Reproduce the rows below, replacing each occurrence of "Mountains" with "Hills" and leaving everything else unchanged.

-- START Data extract --

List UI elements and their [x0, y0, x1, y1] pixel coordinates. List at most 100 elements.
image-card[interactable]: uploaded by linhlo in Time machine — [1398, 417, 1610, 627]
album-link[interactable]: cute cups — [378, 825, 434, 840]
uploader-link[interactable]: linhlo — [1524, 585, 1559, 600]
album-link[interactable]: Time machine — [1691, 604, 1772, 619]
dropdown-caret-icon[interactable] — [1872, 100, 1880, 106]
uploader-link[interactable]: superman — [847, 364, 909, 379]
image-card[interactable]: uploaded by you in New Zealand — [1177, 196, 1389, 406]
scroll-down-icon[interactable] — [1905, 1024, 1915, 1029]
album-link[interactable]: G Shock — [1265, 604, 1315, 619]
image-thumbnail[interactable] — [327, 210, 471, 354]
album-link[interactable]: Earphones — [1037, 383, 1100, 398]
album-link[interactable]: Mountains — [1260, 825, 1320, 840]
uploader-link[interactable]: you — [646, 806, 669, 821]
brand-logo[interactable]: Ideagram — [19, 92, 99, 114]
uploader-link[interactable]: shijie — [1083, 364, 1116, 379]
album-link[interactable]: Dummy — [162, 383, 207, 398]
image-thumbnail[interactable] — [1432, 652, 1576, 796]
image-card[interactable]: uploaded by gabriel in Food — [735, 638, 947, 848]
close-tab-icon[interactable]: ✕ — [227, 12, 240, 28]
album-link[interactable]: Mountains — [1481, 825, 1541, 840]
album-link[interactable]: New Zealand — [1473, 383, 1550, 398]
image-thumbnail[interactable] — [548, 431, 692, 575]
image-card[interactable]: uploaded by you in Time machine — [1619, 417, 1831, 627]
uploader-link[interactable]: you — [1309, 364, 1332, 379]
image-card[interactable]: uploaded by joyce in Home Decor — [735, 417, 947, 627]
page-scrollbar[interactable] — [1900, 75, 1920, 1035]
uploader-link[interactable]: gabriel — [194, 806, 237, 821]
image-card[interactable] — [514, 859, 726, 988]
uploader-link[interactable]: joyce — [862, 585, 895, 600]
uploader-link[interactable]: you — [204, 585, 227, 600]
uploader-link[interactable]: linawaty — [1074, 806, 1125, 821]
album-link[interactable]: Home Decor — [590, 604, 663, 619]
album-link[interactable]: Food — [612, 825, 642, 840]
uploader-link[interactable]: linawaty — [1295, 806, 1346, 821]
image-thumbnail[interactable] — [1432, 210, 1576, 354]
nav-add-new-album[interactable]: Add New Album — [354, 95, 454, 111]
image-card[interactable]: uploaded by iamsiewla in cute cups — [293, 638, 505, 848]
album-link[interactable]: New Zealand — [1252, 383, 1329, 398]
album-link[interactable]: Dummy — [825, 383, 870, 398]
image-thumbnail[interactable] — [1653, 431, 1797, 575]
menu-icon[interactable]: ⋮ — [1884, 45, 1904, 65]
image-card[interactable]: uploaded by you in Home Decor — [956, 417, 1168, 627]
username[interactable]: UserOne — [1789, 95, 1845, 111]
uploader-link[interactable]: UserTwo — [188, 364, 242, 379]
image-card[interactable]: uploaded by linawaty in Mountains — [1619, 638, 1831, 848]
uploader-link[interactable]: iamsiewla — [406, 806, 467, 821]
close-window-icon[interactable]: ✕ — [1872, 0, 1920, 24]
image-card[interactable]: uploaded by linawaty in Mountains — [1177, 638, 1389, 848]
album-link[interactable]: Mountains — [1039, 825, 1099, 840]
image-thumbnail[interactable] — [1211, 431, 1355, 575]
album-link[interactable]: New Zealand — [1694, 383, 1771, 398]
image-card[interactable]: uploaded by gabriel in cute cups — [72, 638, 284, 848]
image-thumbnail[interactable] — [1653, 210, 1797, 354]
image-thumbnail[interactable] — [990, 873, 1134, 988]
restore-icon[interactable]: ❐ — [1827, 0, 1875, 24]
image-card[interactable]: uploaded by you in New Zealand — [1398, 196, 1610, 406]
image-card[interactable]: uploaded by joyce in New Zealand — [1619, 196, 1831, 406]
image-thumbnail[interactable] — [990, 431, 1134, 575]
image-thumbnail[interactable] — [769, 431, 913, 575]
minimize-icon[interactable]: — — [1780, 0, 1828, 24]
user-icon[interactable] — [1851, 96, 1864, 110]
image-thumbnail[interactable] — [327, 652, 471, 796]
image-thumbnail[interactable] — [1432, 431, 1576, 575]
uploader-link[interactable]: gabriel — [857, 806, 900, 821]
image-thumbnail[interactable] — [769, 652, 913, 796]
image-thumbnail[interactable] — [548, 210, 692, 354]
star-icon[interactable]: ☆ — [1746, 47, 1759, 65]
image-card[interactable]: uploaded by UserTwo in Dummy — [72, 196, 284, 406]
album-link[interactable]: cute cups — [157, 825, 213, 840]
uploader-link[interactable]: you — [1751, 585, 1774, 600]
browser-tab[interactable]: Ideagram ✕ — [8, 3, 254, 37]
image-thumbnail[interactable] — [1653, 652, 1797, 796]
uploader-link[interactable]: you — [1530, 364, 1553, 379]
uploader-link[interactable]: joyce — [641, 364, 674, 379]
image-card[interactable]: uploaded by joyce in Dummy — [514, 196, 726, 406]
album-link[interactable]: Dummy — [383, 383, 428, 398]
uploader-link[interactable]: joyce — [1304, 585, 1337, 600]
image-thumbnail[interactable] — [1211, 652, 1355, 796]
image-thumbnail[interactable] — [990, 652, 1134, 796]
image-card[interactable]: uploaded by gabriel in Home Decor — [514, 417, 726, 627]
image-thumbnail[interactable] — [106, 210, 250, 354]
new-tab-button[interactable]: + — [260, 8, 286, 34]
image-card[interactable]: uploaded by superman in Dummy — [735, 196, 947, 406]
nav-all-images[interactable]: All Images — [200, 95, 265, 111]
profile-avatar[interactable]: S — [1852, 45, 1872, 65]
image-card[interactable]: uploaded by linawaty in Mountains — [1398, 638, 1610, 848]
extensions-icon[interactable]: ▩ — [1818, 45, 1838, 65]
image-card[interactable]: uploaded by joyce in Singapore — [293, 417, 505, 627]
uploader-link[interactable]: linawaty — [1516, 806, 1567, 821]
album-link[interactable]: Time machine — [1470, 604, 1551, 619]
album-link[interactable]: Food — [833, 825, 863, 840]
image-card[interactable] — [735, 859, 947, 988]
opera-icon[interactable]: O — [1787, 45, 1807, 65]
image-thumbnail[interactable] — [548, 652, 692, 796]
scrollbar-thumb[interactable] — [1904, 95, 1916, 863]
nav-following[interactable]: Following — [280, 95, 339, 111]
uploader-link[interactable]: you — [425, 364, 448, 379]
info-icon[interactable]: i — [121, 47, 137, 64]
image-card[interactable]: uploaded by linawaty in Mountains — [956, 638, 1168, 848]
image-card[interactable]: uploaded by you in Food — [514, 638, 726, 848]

-- END Data extract --

> [The reply]
List UI elements and their [x0, y0, x1, y1] pixel coordinates. List at most 100 elements.
image-card[interactable]: uploaded by linhlo in Time machine — [1398, 417, 1610, 627]
album-link[interactable]: cute cups — [378, 825, 434, 840]
uploader-link[interactable]: linhlo — [1524, 585, 1559, 600]
album-link[interactable]: Time machine — [1691, 604, 1772, 619]
dropdown-caret-icon[interactable] — [1872, 100, 1880, 106]
uploader-link[interactable]: superman — [847, 364, 909, 379]
image-card[interactable]: uploaded by you in New Zealand — [1177, 196, 1389, 406]
scroll-down-icon[interactable] — [1905, 1024, 1915, 1029]
album-link[interactable]: G Shock — [1265, 604, 1315, 619]
image-thumbnail[interactable] — [327, 210, 471, 354]
album-link[interactable]: Earphones — [1037, 383, 1100, 398]
album-link[interactable]: Hills — [1260, 825, 1320, 840]
uploader-link[interactable]: you — [646, 806, 669, 821]
brand-logo[interactable]: Ideagram — [19, 92, 99, 114]
uploader-link[interactable]: shijie — [1083, 364, 1116, 379]
album-link[interactable]: Dummy — [162, 383, 207, 398]
image-thumbnail[interactable] — [1432, 652, 1576, 796]
image-card[interactable]: uploaded by gabriel in Food — [735, 638, 947, 848]
close-tab-icon[interactable]: ✕ — [227, 12, 240, 28]
album-link[interactable]: Hills — [1481, 825, 1541, 840]
album-link[interactable]: New Zealand — [1473, 383, 1550, 398]
image-thumbnail[interactable] — [548, 431, 692, 575]
image-card[interactable]: uploaded by you in Time machine — [1619, 417, 1831, 627]
uploader-link[interactable]: you — [1309, 364, 1332, 379]
image-card[interactable]: uploaded by joyce in Home Decor — [735, 417, 947, 627]
page-scrollbar[interactable] — [1900, 75, 1920, 1035]
uploader-link[interactable]: gabriel — [194, 806, 237, 821]
image-card[interactable] — [514, 859, 726, 988]
uploader-link[interactable]: joyce — [862, 585, 895, 600]
uploader-link[interactable]: you — [204, 585, 227, 600]
uploader-link[interactable]: linawaty — [1074, 806, 1125, 821]
album-link[interactable]: Home Decor — [590, 604, 663, 619]
album-link[interactable]: Food — [612, 825, 642, 840]
uploader-link[interactable]: linawaty — [1295, 806, 1346, 821]
image-thumbnail[interactable] — [1432, 210, 1576, 354]
nav-add-new-album[interactable]: Add New Album — [354, 95, 454, 111]
image-card[interactable]: uploaded by iamsiewla in cute cups — [293, 638, 505, 848]
album-link[interactable]: New Zealand — [1252, 383, 1329, 398]
album-link[interactable]: Dummy — [825, 383, 870, 398]
image-thumbnail[interactable] — [1653, 431, 1797, 575]
menu-icon[interactable]: ⋮ — [1884, 45, 1904, 65]
image-card[interactable]: uploaded by you in Home Decor — [956, 417, 1168, 627]
username[interactable]: UserOne — [1789, 95, 1845, 111]
uploader-link[interactable]: UserTwo — [188, 364, 242, 379]
image-card[interactable]: uploaded by linawaty in Hills — [1619, 638, 1831, 848]
uploader-link[interactable]: iamsiewla — [406, 806, 467, 821]
close-window-icon[interactable]: ✕ — [1872, 0, 1920, 24]
image-card[interactable]: uploaded by linawaty in Hills — [1177, 638, 1389, 848]
album-link[interactable]: Hills — [1039, 825, 1099, 840]
image-thumbnail[interactable] — [1211, 431, 1355, 575]
album-link[interactable]: New Zealand — [1694, 383, 1771, 398]
image-card[interactable]: uploaded by gabriel in cute cups — [72, 638, 284, 848]
image-thumbnail[interactable] — [1653, 210, 1797, 354]
image-thumbnail[interactable] — [990, 873, 1134, 988]
restore-icon[interactable]: ❐ — [1827, 0, 1875, 24]
image-card[interactable]: uploaded by you in New Zealand — [1398, 196, 1610, 406]
image-card[interactable]: uploaded by joyce in New Zealand — [1619, 196, 1831, 406]
image-thumbnail[interactable] — [990, 431, 1134, 575]
image-thumbnail[interactable] — [769, 431, 913, 575]
minimize-icon[interactable]: — — [1780, 0, 1828, 24]
user-icon[interactable] — [1851, 96, 1864, 110]
image-thumbnail[interactable] — [327, 652, 471, 796]
image-thumbnail[interactable] — [1432, 431, 1576, 575]
uploader-link[interactable]: gabriel — [857, 806, 900, 821]
image-thumbnail[interactable] — [769, 652, 913, 796]
image-thumbnail[interactable] — [548, 210, 692, 354]
star-icon[interactable]: ☆ — [1746, 47, 1759, 65]
image-card[interactable]: uploaded by UserTwo in Dummy — [72, 196, 284, 406]
album-link[interactable]: cute cups — [157, 825, 213, 840]
uploader-link[interactable]: you — [1751, 585, 1774, 600]
browser-tab[interactable]: Ideagram ✕ — [8, 3, 254, 37]
image-thumbnail[interactable] — [1653, 652, 1797, 796]
uploader-link[interactable]: you — [1530, 364, 1553, 379]
uploader-link[interactable]: joyce — [641, 364, 674, 379]
image-card[interactable]: uploaded by joyce in Dummy — [514, 196, 726, 406]
album-link[interactable]: Dummy — [383, 383, 428, 398]
uploader-link[interactable]: joyce — [1304, 585, 1337, 600]
image-thumbnail[interactable] — [1211, 652, 1355, 796]
image-thumbnail[interactable] — [990, 652, 1134, 796]
image-card[interactable]: uploaded by gabriel in Home Decor — [514, 417, 726, 627]
image-thumbnail[interactable] — [106, 210, 250, 354]
new-tab-button[interactable]: + — [260, 8, 286, 34]
image-card[interactable]: uploaded by superman in Dummy — [735, 196, 947, 406]
nav-all-images[interactable]: All Images — [200, 95, 265, 111]
profile-avatar[interactable]: S — [1852, 45, 1872, 65]
image-card[interactable]: uploaded by linawaty in Hills — [1398, 638, 1610, 848]
extensions-icon[interactable]: ▩ — [1818, 45, 1838, 65]
image-card[interactable]: uploaded by joyce in Singapore — [293, 417, 505, 627]
uploader-link[interactable]: linawaty — [1516, 806, 1567, 821]
album-link[interactable]: Time machine — [1470, 604, 1551, 619]
album-link[interactable]: Food — [833, 825, 863, 840]
image-card[interactable] — [735, 859, 947, 988]
opera-icon[interactable]: O — [1787, 45, 1807, 65]
image-thumbnail[interactable] — [548, 652, 692, 796]
scrollbar-thumb[interactable] — [1904, 95, 1916, 863]
nav-following[interactable]: Following — [280, 95, 339, 111]
uploader-link[interactable]: you — [425, 364, 448, 379]
info-icon[interactable]: i — [121, 47, 137, 64]
image-card[interactable]: uploaded by linawaty in Hills — [956, 638, 1168, 848]
image-card[interactable]: uploaded by you in Food — [514, 638, 726, 848]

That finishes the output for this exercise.